● **Material for the task**:

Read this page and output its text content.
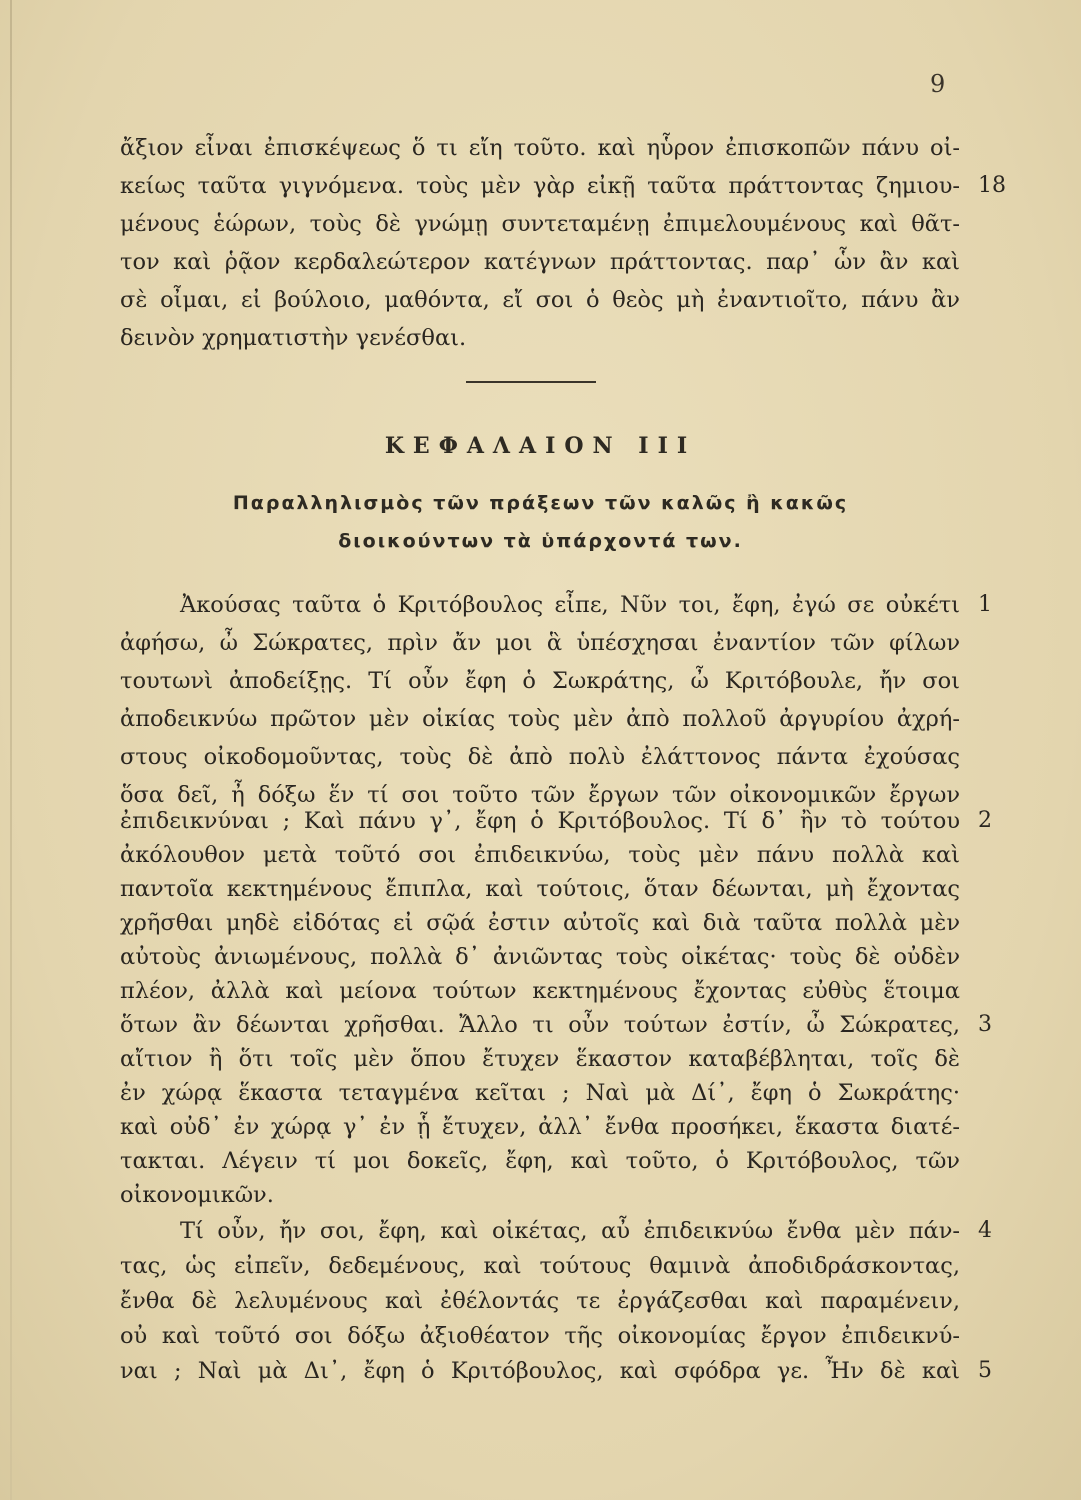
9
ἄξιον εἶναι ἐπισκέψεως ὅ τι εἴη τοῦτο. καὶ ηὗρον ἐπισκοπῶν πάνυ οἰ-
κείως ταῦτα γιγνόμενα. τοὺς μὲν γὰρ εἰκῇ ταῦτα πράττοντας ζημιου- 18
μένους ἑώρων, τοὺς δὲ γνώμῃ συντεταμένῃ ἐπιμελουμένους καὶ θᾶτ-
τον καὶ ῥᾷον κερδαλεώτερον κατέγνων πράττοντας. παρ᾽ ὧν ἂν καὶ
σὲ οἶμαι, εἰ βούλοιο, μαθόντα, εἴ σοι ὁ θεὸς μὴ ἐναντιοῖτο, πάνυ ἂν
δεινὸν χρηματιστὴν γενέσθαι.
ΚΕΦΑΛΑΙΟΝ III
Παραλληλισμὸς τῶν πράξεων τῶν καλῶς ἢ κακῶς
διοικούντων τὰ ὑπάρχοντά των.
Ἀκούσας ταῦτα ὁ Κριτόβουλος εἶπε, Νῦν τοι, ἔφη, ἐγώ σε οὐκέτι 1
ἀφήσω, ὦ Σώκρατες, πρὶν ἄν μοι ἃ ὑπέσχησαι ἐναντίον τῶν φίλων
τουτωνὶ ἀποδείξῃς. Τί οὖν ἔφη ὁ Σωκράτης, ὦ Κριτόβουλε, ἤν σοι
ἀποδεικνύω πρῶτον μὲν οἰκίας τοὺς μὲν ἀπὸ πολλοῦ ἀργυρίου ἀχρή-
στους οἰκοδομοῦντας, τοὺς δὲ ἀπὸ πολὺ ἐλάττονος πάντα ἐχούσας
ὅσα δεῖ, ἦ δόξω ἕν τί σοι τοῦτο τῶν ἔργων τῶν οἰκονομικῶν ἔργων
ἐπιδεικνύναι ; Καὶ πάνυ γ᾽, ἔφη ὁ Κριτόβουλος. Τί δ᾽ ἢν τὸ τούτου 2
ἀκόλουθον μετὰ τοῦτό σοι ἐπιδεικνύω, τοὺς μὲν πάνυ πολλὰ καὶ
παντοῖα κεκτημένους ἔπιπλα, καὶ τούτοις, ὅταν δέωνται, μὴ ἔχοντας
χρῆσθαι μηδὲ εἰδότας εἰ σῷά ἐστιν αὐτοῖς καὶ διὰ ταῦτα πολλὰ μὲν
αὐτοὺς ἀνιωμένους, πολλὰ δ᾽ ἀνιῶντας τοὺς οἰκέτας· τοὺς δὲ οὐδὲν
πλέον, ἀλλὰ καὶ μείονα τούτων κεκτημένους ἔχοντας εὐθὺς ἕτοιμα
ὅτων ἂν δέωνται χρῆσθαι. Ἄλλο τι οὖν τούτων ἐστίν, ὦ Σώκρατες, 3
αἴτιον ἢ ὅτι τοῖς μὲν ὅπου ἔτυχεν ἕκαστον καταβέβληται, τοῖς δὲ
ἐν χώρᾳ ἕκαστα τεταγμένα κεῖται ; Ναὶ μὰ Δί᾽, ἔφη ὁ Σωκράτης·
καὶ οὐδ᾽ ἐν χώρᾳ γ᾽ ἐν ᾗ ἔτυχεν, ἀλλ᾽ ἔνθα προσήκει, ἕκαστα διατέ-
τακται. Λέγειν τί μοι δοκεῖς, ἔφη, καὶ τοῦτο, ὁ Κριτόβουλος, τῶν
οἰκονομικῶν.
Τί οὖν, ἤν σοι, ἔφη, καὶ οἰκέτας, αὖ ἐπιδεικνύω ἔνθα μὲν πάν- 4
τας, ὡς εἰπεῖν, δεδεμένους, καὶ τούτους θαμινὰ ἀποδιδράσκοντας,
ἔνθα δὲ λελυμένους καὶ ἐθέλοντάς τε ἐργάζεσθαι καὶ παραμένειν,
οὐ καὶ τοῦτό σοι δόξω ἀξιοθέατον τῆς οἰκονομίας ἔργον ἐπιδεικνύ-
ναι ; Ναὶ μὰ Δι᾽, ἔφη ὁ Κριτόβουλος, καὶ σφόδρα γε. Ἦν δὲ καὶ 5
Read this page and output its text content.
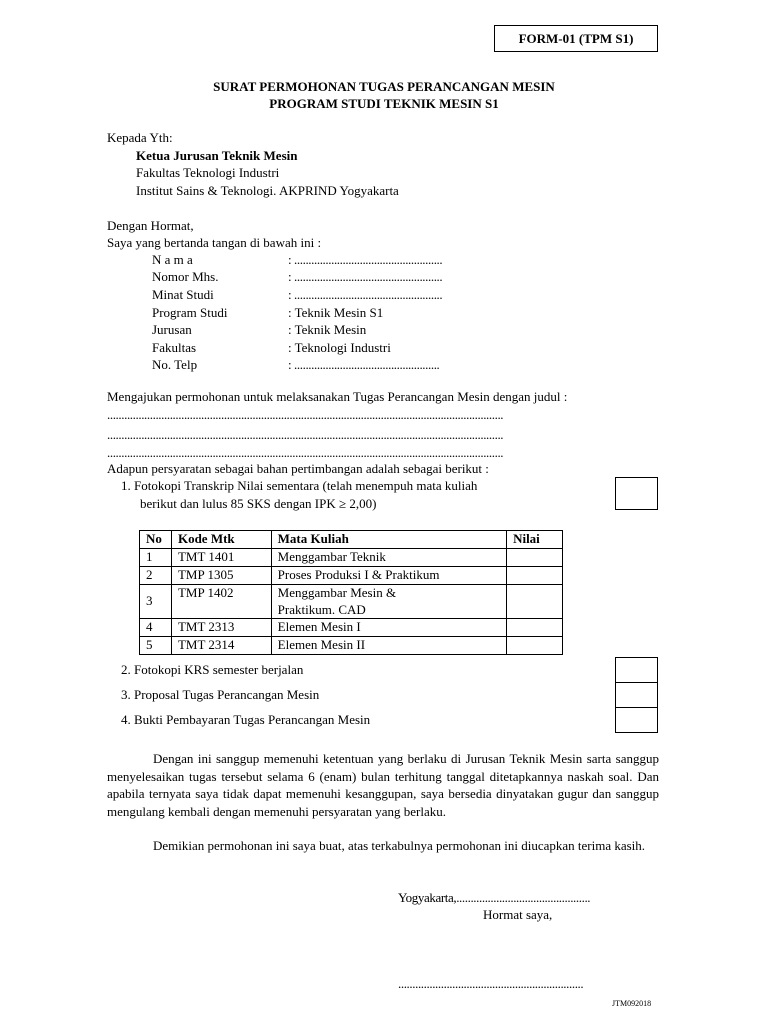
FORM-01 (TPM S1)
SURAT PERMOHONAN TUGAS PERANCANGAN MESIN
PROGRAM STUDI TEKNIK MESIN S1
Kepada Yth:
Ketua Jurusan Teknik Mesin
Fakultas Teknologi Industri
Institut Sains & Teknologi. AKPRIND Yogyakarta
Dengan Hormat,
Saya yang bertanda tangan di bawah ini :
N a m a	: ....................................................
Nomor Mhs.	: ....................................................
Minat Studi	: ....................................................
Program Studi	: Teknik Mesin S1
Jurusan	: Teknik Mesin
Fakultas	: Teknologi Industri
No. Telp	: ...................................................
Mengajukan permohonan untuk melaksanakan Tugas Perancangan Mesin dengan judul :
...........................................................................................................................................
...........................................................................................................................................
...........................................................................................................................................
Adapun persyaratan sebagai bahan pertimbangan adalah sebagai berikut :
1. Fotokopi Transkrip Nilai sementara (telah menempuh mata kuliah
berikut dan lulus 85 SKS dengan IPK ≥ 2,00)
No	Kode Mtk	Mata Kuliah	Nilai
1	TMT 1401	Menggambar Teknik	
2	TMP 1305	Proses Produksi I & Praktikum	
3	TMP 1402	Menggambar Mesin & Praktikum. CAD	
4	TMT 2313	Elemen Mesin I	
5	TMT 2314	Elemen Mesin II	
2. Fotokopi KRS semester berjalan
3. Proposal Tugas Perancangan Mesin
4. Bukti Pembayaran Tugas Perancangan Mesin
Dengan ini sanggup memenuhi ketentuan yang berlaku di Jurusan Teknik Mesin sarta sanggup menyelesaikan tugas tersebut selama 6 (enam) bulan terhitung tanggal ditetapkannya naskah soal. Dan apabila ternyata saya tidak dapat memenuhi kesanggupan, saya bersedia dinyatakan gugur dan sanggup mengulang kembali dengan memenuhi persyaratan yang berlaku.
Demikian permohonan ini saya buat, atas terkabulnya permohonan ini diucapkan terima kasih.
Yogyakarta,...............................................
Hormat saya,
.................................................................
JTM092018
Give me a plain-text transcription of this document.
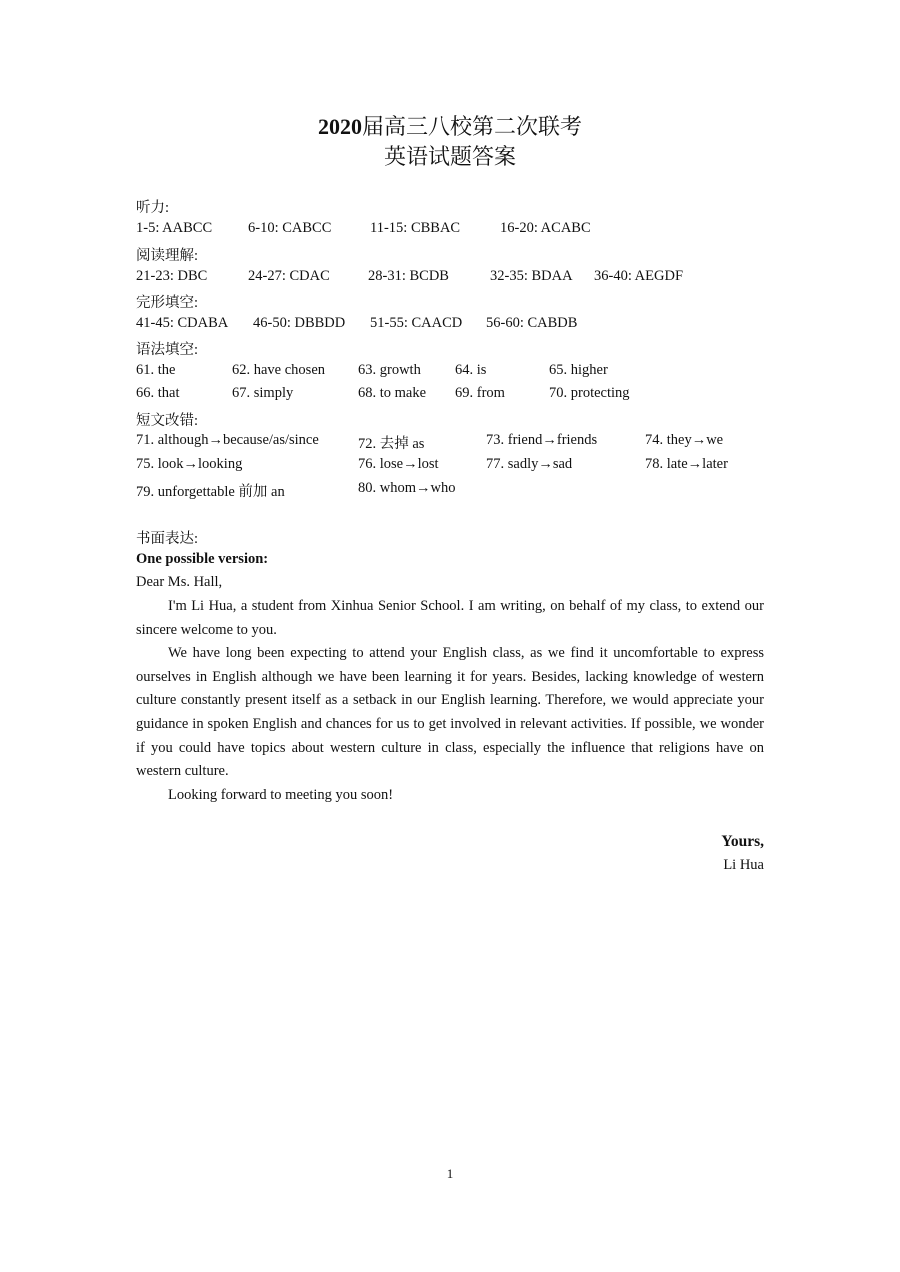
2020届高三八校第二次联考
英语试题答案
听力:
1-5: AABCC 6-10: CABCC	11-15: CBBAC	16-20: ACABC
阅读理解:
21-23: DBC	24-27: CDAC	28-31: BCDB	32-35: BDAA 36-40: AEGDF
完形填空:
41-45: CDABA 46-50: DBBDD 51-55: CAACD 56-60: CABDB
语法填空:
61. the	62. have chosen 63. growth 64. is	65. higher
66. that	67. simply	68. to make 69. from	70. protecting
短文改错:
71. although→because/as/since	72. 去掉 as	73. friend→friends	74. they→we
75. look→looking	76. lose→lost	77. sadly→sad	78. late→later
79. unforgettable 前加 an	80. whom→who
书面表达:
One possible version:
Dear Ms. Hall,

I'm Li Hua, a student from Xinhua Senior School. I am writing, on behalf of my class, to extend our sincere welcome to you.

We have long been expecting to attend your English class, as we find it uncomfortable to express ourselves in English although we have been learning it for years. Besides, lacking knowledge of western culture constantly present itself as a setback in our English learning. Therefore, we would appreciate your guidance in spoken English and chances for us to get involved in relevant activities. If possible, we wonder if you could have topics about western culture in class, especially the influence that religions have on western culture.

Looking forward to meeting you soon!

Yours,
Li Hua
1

● **Aim**: Look through the listing and extract every line with "οἰκονομικῶν" in it.

● **Worked answer**:
ὅσα δεῖ, ἦ δόξω ἕν τί σοι τοῦτο τῶν ἔργων τῶν οἰκονομικῶν ἔργων
οἰκονομικῶν.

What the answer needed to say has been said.